• _Required actions_:
1. Answer these questions using the article on new AIDS reports.
(a) How many people are now estimated to be infected with HIV each year?
(b) About how much does the CDC spend each year on AIDS prevention?
(c) Which two groups did Dr. Julie Gerberding say the CDC is not effectively reaching?
2. Write the next part of the article on the new AIDS reports, starting after its final sentence.

• _Selected excerpt_:
►

New AIDS Reports Look Discouraging

A new report of the AIDS epidemic produced by researchers from the Centers for Disease Control and Prevention revealed some pessimistic results. The number of people infected each year with HIV, the virus that causes AIDS, is now estimated to be 56,300 - 40 percent higher than the previous estimate, according to the latest CDC results. The CDC spends about $750 million a year on AIDS prevention. Dr. Kevin Fenton, who heads the CDC's AIDS branch, said 15,000 to 18,000 Americans die every year of AIDS.

Infection rates haven’t exploded radically since 1998. But rates are high for men who have sex with men. Dr. Julie Gerberding, director of the CDC, told the New York Times, "We are not effectively reaching men who have sex with men and African-Americans to lower their risk."

◄

Saved data entries:
►

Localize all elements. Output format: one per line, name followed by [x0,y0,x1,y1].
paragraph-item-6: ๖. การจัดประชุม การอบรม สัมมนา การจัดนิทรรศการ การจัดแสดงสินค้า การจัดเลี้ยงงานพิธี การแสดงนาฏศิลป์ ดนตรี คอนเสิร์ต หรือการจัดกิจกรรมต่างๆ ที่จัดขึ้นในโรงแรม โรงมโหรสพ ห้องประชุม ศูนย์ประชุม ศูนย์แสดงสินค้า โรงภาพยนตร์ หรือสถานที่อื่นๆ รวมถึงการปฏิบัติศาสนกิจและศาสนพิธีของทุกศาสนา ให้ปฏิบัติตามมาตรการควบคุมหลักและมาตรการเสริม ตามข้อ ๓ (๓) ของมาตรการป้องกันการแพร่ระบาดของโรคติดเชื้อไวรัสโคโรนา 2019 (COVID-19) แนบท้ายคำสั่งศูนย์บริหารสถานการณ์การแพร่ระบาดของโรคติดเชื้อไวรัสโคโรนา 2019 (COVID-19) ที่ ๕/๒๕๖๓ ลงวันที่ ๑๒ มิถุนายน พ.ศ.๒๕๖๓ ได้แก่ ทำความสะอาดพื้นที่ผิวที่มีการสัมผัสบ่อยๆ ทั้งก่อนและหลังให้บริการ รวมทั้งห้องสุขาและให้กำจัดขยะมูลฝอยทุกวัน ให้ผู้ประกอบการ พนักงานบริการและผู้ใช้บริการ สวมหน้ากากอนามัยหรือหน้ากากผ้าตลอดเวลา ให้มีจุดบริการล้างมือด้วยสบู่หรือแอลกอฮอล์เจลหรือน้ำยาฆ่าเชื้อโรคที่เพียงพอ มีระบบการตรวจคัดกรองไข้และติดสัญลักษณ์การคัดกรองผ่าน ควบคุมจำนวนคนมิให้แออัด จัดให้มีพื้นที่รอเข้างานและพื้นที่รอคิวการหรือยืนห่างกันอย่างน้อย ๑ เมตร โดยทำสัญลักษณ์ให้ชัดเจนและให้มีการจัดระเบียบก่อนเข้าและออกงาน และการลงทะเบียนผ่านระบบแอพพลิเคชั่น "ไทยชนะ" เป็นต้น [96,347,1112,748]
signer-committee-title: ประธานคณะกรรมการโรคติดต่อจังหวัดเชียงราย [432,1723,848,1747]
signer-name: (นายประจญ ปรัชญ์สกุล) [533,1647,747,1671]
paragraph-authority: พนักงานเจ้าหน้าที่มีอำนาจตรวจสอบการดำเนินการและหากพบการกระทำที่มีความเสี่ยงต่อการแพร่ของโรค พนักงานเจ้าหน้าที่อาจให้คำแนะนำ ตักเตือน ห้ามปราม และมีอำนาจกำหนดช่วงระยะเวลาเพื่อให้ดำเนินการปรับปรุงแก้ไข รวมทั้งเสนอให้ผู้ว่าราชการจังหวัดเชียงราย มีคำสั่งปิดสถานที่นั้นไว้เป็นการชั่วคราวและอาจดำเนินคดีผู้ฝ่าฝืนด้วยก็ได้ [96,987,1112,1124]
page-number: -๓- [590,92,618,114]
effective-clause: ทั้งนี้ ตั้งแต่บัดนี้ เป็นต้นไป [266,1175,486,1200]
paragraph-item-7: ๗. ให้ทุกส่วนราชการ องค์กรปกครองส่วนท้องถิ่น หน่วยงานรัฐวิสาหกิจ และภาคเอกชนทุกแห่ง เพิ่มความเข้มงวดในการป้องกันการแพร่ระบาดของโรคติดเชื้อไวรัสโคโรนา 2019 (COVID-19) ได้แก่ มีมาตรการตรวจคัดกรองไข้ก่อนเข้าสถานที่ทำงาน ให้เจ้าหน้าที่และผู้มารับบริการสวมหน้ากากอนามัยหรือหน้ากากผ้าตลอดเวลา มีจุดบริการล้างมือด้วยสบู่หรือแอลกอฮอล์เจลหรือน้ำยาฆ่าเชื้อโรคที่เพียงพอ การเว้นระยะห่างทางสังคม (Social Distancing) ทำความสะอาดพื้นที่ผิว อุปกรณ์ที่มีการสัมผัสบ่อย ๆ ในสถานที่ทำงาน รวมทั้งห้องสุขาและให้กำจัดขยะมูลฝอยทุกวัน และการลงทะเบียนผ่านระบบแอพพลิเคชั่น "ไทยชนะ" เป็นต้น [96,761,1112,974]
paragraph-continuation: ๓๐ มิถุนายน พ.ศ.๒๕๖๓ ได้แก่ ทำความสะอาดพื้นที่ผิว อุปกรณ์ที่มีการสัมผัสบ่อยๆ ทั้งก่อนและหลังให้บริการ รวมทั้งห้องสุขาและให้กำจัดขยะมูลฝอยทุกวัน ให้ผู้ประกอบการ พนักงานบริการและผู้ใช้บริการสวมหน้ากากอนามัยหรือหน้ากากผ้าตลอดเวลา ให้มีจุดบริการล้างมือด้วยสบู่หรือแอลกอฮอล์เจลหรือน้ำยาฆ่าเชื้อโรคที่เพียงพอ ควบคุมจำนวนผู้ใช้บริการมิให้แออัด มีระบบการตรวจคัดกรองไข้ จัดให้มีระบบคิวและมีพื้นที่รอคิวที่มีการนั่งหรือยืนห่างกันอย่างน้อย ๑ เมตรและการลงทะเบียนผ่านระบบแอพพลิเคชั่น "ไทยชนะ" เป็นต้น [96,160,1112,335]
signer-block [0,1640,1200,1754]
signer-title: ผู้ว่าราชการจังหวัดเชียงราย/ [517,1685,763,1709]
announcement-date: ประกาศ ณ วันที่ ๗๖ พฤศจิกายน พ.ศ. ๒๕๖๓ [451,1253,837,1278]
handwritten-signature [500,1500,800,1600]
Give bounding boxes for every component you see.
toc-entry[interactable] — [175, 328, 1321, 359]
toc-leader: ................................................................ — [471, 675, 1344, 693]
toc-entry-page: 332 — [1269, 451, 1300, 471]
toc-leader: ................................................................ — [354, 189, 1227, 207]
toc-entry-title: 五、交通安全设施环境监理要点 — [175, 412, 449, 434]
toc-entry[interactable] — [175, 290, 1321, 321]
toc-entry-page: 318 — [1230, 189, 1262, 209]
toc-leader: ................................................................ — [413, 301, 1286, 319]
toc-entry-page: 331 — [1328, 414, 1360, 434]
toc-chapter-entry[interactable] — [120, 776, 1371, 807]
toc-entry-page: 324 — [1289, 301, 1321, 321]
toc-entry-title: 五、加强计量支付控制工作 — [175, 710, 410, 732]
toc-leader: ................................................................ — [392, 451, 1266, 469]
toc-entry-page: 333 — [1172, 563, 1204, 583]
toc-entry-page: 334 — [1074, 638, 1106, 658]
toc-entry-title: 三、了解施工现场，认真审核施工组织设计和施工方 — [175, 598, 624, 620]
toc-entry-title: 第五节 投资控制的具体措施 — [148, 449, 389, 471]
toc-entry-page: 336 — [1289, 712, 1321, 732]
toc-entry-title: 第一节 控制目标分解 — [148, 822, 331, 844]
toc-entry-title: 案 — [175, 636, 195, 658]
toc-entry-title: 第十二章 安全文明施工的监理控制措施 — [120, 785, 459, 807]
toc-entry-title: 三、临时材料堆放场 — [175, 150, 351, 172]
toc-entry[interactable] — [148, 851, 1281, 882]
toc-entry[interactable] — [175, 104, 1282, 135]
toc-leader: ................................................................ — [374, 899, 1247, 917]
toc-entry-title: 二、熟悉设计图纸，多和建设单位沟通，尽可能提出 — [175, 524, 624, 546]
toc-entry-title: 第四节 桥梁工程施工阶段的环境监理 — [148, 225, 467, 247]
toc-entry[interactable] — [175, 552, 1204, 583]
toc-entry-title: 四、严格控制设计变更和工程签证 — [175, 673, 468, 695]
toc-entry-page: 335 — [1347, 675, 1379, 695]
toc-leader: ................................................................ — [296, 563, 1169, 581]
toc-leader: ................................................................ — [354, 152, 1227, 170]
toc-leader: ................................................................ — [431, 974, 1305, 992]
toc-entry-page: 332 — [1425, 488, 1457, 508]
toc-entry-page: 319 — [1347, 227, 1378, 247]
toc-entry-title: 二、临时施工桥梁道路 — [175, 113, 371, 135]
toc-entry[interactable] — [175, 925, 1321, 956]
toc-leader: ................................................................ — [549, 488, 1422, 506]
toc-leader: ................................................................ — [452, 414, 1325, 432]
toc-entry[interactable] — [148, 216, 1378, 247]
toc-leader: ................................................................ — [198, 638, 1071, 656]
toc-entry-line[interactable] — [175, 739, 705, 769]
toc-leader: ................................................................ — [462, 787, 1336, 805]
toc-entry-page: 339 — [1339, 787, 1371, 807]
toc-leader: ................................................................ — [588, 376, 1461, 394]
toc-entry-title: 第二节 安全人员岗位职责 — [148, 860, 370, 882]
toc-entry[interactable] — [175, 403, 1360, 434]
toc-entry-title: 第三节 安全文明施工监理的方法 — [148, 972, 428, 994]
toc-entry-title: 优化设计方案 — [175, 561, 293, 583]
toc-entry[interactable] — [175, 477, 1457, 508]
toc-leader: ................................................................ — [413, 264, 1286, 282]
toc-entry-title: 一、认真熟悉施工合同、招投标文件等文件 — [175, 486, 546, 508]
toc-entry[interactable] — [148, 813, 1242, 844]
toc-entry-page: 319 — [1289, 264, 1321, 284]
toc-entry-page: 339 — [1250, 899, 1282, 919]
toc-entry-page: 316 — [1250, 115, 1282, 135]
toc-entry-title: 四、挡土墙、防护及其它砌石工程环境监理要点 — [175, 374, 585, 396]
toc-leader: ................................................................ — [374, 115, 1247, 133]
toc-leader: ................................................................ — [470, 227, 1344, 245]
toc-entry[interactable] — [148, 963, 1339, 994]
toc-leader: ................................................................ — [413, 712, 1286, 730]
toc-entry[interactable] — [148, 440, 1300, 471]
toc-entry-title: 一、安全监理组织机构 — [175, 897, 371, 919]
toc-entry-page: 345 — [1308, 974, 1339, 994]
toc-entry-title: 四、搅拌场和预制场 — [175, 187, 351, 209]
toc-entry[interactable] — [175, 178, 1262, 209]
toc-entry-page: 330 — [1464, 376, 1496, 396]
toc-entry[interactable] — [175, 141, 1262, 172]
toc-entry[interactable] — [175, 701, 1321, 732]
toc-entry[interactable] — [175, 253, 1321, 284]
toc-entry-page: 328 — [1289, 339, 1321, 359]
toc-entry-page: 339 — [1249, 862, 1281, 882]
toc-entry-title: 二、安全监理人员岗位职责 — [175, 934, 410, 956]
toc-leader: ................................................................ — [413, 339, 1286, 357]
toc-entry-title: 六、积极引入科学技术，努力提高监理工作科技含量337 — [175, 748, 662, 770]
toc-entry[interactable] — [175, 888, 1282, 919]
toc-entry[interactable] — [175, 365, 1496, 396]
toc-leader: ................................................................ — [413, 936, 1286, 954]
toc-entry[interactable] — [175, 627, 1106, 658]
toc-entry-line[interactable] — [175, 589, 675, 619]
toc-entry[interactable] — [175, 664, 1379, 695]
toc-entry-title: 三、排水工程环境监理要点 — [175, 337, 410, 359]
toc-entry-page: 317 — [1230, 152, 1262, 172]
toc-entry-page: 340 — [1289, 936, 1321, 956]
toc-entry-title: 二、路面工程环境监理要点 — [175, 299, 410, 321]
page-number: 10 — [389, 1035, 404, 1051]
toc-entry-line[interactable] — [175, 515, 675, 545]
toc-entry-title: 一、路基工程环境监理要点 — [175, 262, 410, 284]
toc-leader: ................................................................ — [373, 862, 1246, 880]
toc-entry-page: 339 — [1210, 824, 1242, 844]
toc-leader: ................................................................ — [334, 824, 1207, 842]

◄

• _Activity answers_:
1.
(a) 56,300 people.
(b) About $750 million a year.
(c) Men who have sex with men, and African-Americans.

2.
More than a quarter of gay men in countries like Jamaica, Kenya, and Ghana, are also infected, according to the United Nations. The sad thing is that gay populations have been ignored due to discrimination. It’s high time this stopped, Peter Piot, the executive director of New York-based UNAIDS, the agency that coordinates care and research, explained. “In many countries homosexual activity is against the law,” Piot said in an interview at the meeting. “It is underground and impossible to organize these programs.”

New blood tests are now able to tell when the infection occured.

Globally, 33 million people are infected with the human immunodeficiency virus that causes AIDS and 2 million die of it each year. In the U.S.A. however the rate of new HIV infections has declined about 80 percent at least for ntravenous drug users. The rates for the ones involved in heterosexual activities are quite stable.